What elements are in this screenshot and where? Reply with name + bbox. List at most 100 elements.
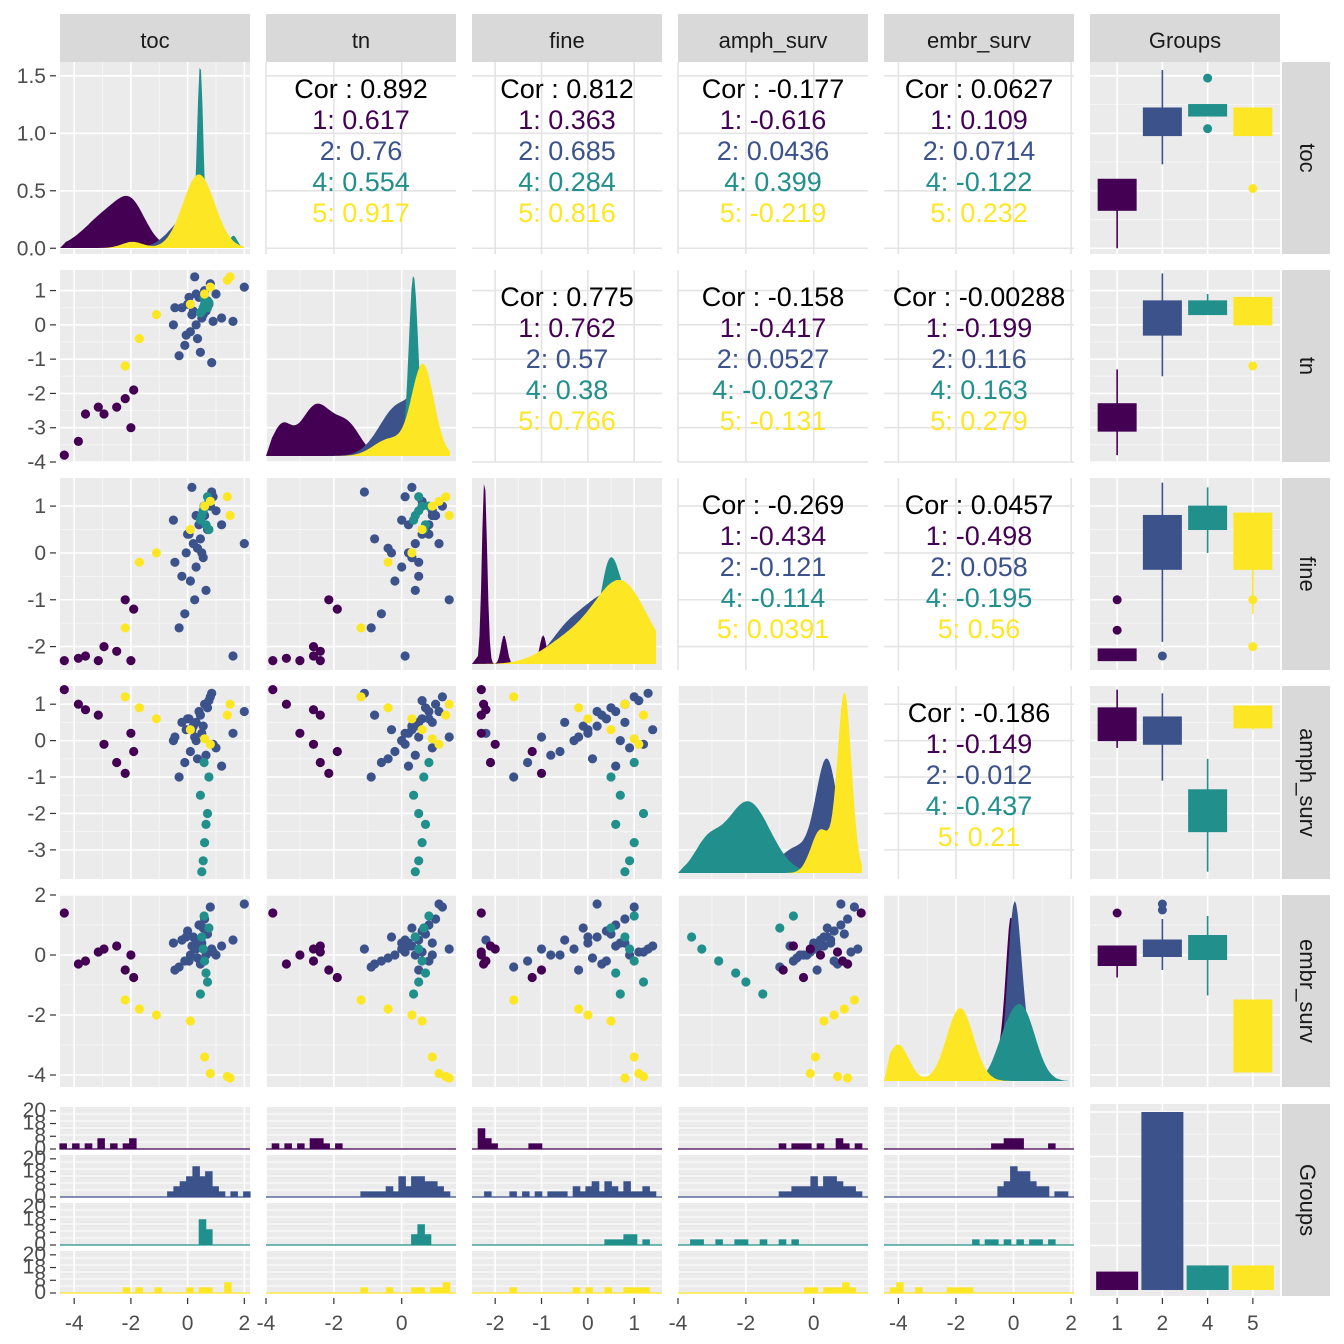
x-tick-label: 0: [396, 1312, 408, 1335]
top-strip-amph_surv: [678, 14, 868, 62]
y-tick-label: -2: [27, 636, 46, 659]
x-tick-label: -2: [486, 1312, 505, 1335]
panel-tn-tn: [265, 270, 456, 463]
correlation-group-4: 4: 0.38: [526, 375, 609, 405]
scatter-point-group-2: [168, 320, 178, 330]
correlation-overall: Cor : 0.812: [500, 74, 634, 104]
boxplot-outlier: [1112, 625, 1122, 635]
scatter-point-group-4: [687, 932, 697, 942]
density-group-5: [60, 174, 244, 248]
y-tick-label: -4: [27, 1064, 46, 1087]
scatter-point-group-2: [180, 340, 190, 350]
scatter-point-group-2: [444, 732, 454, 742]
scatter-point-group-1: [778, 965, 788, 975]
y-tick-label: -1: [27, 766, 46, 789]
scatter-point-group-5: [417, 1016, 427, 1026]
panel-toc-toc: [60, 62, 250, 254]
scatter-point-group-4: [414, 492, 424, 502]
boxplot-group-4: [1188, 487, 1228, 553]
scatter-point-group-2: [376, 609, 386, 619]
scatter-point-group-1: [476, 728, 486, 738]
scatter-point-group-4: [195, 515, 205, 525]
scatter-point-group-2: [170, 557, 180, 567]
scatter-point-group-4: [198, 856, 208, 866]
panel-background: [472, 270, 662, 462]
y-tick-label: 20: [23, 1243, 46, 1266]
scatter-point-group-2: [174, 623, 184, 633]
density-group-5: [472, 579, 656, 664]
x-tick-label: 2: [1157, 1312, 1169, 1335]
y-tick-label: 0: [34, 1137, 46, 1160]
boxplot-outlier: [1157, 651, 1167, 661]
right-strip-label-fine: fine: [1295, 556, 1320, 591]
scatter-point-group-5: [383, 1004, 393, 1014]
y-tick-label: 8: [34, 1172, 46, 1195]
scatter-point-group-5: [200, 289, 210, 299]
=====
● Stated exercise
Reproduce the item above line for line, leaving out the picture.

● Full solution
What elements are in this screenshot and where? Reply with name + bbox. List at most 100 elements.
x-tick-label: 0: [396, 1312, 408, 1335]
top-strip-amph_surv: [678, 14, 868, 62]
y-tick-label: -2: [27, 636, 46, 659]
x-tick-label: -2: [486, 1312, 505, 1335]
panel-tn-tn: [265, 270, 456, 463]
correlation-group-4: 4: 0.38: [526, 375, 609, 405]
scatter-point-group-2: [168, 320, 178, 330]
correlation-overall: Cor : 0.812: [500, 74, 634, 104]
boxplot-outlier: [1112, 625, 1122, 635]
scatter-point-group-4: [687, 932, 697, 942]
density-group-5: [60, 174, 244, 248]
y-tick-label: -4: [27, 1064, 46, 1087]
scatter-point-group-2: [180, 340, 190, 350]
scatter-point-group-2: [444, 732, 454, 742]
scatter-point-group-1: [778, 965, 788, 975]
y-tick-label: -1: [27, 766, 46, 789]
scatter-point-group-5: [417, 1016, 427, 1026]
panel-toc-toc: [60, 62, 250, 254]
scatter-point-group-4: [414, 492, 424, 502]
boxplot-group-4: [1188, 487, 1228, 553]
scatter-point-group-2: [376, 609, 386, 619]
scatter-point-group-1: [476, 728, 486, 738]
scatter-point-group-4: [195, 515, 205, 525]
scatter-point-group-2: [170, 557, 180, 567]
scatter-point-group-4: [198, 856, 208, 866]
panel-background: [472, 270, 662, 462]
y-tick-label: 20: [23, 1243, 46, 1266]
scatter-point-group-2: [174, 623, 184, 633]
density-group-5: [472, 579, 656, 664]
x-tick-label: 2: [1157, 1312, 1169, 1335]
y-tick-label: 0: [34, 1137, 46, 1160]
boxplot-outlier: [1157, 651, 1167, 661]
right-strip-label-fine: fine: [1295, 556, 1320, 591]
scatter-point-group-5: [383, 1004, 393, 1014]
y-tick-label: 8: [34, 1172, 46, 1195]
scatter-point-group-5: [200, 289, 210, 299]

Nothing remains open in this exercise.